-- START Records to process --
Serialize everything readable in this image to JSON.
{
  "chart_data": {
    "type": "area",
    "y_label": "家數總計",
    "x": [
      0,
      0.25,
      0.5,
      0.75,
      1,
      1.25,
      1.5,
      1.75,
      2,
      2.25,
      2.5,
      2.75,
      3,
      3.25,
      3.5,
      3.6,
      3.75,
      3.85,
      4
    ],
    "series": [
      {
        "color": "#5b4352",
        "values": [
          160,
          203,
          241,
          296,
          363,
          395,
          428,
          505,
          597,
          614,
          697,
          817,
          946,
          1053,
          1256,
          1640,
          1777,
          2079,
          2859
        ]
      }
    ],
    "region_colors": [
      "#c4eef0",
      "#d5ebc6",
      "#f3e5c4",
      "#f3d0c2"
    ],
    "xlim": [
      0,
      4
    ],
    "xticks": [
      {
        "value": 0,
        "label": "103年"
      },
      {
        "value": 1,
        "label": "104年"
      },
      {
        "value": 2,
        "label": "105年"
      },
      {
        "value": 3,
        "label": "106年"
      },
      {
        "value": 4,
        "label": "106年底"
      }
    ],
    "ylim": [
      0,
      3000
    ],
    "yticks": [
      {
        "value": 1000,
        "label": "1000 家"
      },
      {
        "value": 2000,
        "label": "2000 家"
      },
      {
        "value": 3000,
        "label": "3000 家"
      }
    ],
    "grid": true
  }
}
-- END Records to process --
## Written instruction:
Reproduce the listing above verbatim, from first line to last.

## The response:
Serialize everything readable in this image to JSON.
{
  "chart_data": {
    "type": "area",
    "y_label": "家數總計",
    "x": [
      0,
      0.25,
      0.5,
      0.75,
      1,
      1.25,
      1.5,
      1.75,
      2,
      2.25,
      2.5,
      2.75,
      3,
      3.25,
      3.5,
      3.6,
      3.75,
      3.85,
      4
    ],
    "series": [
      {
        "color": "#5b4352",
        "values": [
          160,
          203,
          241,
          296,
          363,
          395,
          428,
          505,
          597,
          614,
          697,
          817,
          946,
          1053,
          1256,
          1640,
          1777,
          2079,
          2859
        ]
      }
    ],
    "region_colors": [
      "#c4eef0",
      "#d5ebc6",
      "#f3e5c4",
      "#f3d0c2"
    ],
    "xlim": [
      0,
      4
    ],
    "xticks": [
      {
        "value": 0,
        "label": "103年"
      },
      {
        "value": 1,
        "label": "104年"
      },
      {
        "value": 2,
        "label": "105年"
      },
      {
        "value": 3,
        "label": "106年"
      },
      {
        "value": 4,
        "label": "106年底"
      }
    ],
    "ylim": [
      0,
      3000
    ],
    "yticks": [
      {
        "value": 1000,
        "label": "1000 家"
      },
      {
        "value": 2000,
        "label": "2000 家"
      },
      {
        "value": 3000,
        "label": "3000 家"
      }
    ],
    "grid": true
  }
}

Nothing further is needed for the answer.